■ **WRITTEN EXERCISE**
Only lines with the string "data" matter here; gather them from the material below.

■ **SUPPLIED MATERIAL**
begin

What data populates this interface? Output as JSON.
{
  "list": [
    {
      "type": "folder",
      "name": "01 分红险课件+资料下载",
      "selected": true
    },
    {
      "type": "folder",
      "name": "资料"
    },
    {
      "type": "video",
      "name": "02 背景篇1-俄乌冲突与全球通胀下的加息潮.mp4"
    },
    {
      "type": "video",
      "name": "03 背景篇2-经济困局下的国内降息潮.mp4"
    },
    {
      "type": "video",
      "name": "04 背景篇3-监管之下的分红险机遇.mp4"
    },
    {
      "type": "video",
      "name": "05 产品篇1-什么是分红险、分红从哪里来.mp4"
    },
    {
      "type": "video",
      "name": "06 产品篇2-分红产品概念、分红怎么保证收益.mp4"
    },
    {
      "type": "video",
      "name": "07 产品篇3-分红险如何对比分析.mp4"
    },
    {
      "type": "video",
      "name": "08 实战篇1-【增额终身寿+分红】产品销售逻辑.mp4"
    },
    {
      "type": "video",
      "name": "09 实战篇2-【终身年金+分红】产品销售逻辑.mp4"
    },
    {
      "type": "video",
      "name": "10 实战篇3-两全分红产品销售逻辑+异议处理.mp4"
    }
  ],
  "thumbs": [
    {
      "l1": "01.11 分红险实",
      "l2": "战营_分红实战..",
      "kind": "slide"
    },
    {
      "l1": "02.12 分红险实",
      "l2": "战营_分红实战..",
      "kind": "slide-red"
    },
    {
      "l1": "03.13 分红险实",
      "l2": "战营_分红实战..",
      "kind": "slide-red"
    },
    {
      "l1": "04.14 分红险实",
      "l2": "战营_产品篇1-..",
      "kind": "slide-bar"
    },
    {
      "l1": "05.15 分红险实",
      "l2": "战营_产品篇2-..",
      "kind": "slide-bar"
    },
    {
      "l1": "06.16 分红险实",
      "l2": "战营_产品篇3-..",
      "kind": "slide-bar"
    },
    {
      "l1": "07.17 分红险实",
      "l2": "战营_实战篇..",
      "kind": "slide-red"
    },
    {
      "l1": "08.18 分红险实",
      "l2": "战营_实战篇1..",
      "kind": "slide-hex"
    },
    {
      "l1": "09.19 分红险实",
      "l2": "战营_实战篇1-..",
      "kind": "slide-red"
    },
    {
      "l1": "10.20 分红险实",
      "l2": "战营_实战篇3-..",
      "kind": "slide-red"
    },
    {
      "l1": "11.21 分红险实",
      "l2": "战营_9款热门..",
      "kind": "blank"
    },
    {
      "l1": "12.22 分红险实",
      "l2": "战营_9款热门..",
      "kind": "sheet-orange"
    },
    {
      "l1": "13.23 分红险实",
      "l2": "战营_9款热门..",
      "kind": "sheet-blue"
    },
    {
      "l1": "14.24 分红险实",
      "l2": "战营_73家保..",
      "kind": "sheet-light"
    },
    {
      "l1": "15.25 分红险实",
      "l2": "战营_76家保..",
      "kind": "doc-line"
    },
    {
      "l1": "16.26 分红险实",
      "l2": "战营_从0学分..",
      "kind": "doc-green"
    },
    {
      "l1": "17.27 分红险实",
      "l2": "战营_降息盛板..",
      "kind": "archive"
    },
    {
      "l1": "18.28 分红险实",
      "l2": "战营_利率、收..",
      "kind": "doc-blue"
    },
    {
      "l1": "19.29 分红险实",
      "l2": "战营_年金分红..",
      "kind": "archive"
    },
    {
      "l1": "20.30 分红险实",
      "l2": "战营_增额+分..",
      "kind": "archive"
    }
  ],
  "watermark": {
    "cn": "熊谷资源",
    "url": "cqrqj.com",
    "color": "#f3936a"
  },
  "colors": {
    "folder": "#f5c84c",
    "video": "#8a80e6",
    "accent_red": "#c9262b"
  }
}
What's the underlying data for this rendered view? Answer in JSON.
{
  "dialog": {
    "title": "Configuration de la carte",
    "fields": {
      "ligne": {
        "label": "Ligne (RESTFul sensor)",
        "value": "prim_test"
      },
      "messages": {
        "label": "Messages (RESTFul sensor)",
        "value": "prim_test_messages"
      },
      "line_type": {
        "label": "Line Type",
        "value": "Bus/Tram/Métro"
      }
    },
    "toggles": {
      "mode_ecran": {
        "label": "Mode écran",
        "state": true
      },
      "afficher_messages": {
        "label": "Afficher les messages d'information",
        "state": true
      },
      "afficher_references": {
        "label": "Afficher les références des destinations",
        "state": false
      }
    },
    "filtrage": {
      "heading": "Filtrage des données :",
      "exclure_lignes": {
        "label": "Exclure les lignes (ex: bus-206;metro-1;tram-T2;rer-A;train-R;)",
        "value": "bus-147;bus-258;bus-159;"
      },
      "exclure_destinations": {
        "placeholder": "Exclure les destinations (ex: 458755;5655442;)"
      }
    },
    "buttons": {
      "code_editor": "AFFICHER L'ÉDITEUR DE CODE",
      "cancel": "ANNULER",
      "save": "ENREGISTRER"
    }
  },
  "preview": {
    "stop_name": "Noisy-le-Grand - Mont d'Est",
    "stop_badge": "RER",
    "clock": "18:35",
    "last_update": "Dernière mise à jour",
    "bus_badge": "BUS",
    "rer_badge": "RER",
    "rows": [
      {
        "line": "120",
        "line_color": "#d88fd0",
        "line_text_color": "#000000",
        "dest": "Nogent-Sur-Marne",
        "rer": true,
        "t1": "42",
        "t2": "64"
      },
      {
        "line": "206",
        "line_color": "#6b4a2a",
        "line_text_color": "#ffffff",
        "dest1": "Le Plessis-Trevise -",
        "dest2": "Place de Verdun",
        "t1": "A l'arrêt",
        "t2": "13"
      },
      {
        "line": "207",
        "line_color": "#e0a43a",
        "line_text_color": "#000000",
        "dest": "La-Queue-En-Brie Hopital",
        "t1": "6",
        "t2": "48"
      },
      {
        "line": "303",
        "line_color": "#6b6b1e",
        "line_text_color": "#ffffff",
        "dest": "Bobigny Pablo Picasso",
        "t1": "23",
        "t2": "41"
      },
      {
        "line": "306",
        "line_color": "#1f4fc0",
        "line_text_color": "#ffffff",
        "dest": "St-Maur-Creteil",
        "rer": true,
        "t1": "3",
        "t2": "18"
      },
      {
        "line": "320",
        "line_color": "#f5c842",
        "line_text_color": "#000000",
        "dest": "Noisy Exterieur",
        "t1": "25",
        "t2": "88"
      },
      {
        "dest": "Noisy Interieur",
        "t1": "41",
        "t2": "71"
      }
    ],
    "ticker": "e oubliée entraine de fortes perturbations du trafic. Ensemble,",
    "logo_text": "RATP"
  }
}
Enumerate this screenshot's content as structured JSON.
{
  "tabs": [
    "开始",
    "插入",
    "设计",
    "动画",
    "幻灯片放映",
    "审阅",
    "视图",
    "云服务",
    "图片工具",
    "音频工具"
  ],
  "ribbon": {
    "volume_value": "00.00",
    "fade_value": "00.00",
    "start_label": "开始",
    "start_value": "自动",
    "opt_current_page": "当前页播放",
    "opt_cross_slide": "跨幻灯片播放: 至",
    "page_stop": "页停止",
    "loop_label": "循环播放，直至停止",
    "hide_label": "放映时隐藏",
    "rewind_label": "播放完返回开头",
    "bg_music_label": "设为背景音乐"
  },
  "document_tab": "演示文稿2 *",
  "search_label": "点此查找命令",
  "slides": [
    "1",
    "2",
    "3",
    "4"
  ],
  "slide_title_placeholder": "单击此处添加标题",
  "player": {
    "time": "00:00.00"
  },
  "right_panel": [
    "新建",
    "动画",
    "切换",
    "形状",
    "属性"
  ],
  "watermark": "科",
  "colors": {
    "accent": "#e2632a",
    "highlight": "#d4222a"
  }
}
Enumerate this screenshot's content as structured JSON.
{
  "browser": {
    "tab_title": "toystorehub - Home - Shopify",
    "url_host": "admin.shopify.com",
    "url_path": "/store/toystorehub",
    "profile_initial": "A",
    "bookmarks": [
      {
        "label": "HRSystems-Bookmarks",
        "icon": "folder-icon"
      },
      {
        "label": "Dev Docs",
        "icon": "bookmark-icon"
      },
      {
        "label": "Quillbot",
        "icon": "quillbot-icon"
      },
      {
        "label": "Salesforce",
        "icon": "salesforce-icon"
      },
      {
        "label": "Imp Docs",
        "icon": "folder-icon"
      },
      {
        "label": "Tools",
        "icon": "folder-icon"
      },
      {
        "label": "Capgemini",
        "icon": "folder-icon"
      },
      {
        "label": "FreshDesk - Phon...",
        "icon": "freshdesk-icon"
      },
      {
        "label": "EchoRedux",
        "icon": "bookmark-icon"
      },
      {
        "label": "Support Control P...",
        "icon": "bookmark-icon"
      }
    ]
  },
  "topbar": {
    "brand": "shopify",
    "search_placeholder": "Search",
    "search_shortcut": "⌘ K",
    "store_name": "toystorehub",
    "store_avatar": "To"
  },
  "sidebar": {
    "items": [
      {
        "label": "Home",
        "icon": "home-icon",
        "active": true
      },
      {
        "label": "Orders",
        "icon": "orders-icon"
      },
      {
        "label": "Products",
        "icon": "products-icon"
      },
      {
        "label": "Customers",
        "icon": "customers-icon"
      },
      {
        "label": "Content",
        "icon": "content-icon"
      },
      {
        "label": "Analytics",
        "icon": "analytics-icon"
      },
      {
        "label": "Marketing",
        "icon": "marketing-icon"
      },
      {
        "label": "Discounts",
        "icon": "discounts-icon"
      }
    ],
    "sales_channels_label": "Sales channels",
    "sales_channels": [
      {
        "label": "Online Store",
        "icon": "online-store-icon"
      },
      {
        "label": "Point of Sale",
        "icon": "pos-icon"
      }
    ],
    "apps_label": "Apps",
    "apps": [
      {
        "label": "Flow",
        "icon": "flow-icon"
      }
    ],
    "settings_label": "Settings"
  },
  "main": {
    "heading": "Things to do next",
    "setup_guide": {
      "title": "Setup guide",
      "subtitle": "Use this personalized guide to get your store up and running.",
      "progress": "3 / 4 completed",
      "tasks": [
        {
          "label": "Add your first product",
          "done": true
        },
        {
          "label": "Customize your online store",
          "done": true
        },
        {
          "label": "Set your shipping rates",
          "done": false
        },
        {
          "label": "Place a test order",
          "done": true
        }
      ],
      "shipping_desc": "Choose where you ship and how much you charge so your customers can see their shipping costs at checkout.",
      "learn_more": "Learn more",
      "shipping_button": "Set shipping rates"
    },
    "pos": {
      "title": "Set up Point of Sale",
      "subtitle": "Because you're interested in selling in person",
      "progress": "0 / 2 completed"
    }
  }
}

end

■ **EXPECTED ANSWER**
What data populates this interface? Output as JSON.
What's the underlying data for this rendered view? Answer in JSON.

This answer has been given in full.